CHALLENGE - Omit all images. Transcribe the rest of the material below exactly.

— begin DATASET CONTENT —

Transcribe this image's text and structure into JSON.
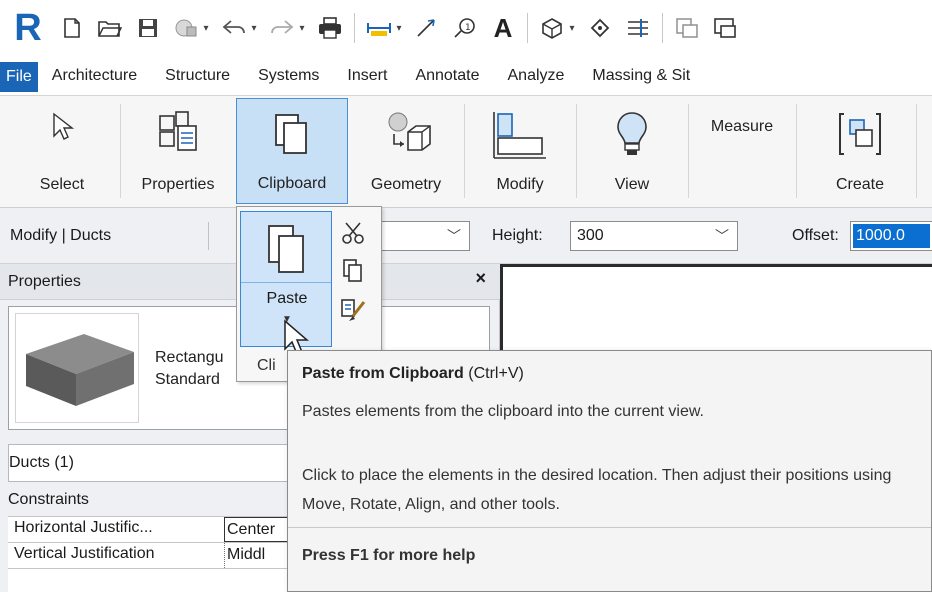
{
  "app": {
    "logo_letter": "R",
    "accent": "#1b65b6"
  },
  "tabs": [
    "File",
    "Architecture",
    "Structure",
    "Systems",
    "Insert",
    "Annotate",
    "Analyze",
    "Massing & Sit"
  ],
  "ribbon": {
    "select": "Select",
    "properties": "Properties",
    "clipboard": "Clipboard",
    "geometry": "Geometry",
    "modify": "Modify",
    "view": "View",
    "measure": "Measure",
    "create": "Create"
  },
  "options_bar": {
    "context": "Modify | Ducts",
    "height_label": "Height:",
    "height_value": "300",
    "offset_label": "Offset:",
    "offset_value": "1000.0"
  },
  "properties": {
    "title": "Properties",
    "close": "×",
    "type_line1": "Rectangu",
    "type_line2": "Standard",
    "instance": "Ducts (1)",
    "group": "Constraints",
    "rows": [
      {
        "name": "Horizontal Justific...",
        "value": "Center"
      },
      {
        "name": "Vertical Justification",
        "value": "Middl"
      }
    ]
  },
  "dropdown": {
    "paste_label": "Paste",
    "footer": "Cli"
  },
  "tooltip": {
    "title": "Paste from Clipboard",
    "shortcut": "(Ctrl+V)",
    "description": "Pastes elements from the clipboard into the current view.",
    "detail": "Click to place the elements in the desired location. Then adjust their positions using Move, Rotate, Align, and other tools.",
    "help": "Press F1 for more help"
  }
}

— end DATASET CONTENT —

EXERCISE ANSWER -
Transcribe this image's text and structure into JSON.
{
  "app": {
    "logo_letter": "R",
    "accent": "#1b65b6"
  },
  "tabs": [
    "File",
    "Architecture",
    "Structure",
    "Systems",
    "Insert",
    "Annotate",
    "Analyze",
    "Massing & Sit"
  ],
  "ribbon": {
    "select": "Select",
    "properties": "Properties",
    "clipboard": "Clipboard",
    "geometry": "Geometry",
    "modify": "Modify",
    "view": "View",
    "measure": "Measure",
    "create": "Create"
  },
  "options_bar": {
    "context": "Modify | Ducts",
    "height_label": "Height:",
    "height_value": "300",
    "offset_label": "Offset:",
    "offset_value": "1000.0"
  },
  "properties": {
    "title": "Properties",
    "close": "×",
    "type_line1": "Rectangu",
    "type_line2": "Standard",
    "instance": "Ducts (1)",
    "group": "Constraints",
    "rows": [
      {
        "name": "Horizontal Justific...",
        "value": "Center"
      },
      {
        "name": "Vertical Justification",
        "value": "Middl"
      }
    ]
  },
  "dropdown": {
    "paste_label": "Paste",
    "footer": "Cli"
  },
  "tooltip": {
    "title": "Paste from Clipboard",
    "shortcut": "(Ctrl+V)",
    "description": "Pastes elements from the clipboard into the current view.",
    "detail": "Click to place the elements in the desired location. Then adjust their positions using Move, Rotate, Align, and other tools.",
    "help": "Press F1 for more help"
  }
}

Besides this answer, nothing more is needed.